_Problem to solve_: Lines that contain the string "these" are to be copied; leave out all others.
======== Source records ========
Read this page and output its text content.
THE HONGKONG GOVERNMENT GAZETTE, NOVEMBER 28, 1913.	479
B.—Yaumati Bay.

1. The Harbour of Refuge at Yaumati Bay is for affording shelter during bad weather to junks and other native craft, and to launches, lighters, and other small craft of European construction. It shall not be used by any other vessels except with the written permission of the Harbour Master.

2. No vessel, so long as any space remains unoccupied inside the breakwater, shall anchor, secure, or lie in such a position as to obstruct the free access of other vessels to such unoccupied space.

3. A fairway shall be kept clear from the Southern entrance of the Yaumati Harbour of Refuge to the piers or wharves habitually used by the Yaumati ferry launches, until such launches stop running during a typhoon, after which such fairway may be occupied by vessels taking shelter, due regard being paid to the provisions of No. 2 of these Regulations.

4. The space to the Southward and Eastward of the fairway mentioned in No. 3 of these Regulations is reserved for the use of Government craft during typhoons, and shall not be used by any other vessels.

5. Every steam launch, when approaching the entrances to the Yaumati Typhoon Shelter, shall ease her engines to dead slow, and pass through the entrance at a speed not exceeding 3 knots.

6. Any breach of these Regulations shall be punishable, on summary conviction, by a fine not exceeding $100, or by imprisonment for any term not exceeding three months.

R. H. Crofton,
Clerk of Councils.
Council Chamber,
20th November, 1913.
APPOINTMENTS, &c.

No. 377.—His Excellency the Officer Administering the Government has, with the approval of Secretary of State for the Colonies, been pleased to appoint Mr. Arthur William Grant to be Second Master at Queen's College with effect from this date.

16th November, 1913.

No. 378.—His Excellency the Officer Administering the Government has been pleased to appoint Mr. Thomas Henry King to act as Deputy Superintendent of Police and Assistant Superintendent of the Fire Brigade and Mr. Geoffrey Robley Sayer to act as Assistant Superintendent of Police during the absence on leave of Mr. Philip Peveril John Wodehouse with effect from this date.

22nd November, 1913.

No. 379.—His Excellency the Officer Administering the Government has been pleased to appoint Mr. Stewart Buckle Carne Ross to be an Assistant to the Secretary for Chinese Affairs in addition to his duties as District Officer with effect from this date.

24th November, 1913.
========
_Exercise result_:
3. A fairway shall be kept clear from the Southern entrance of the Yaumati Harbour of Refuge to the piers or wharves habitually used by the Yaumati ferry launches, until such launches stop running during a typhoon, after which such fairway may be occupied by vessels taking shelter, due regard being paid to the provisions of No. 2 of these Regulations.
4. The space to the Southward and Eastward of the fairway mentioned in No. 3 of these Regulations is reserved for the use of Government craft during typhoons, and shall not be used by any other vessels.
6. Any breach of these Regulations shall be punishable, on summary conviction, by a fine not exceeding $100, or by imprisonment for any term not exceeding three months.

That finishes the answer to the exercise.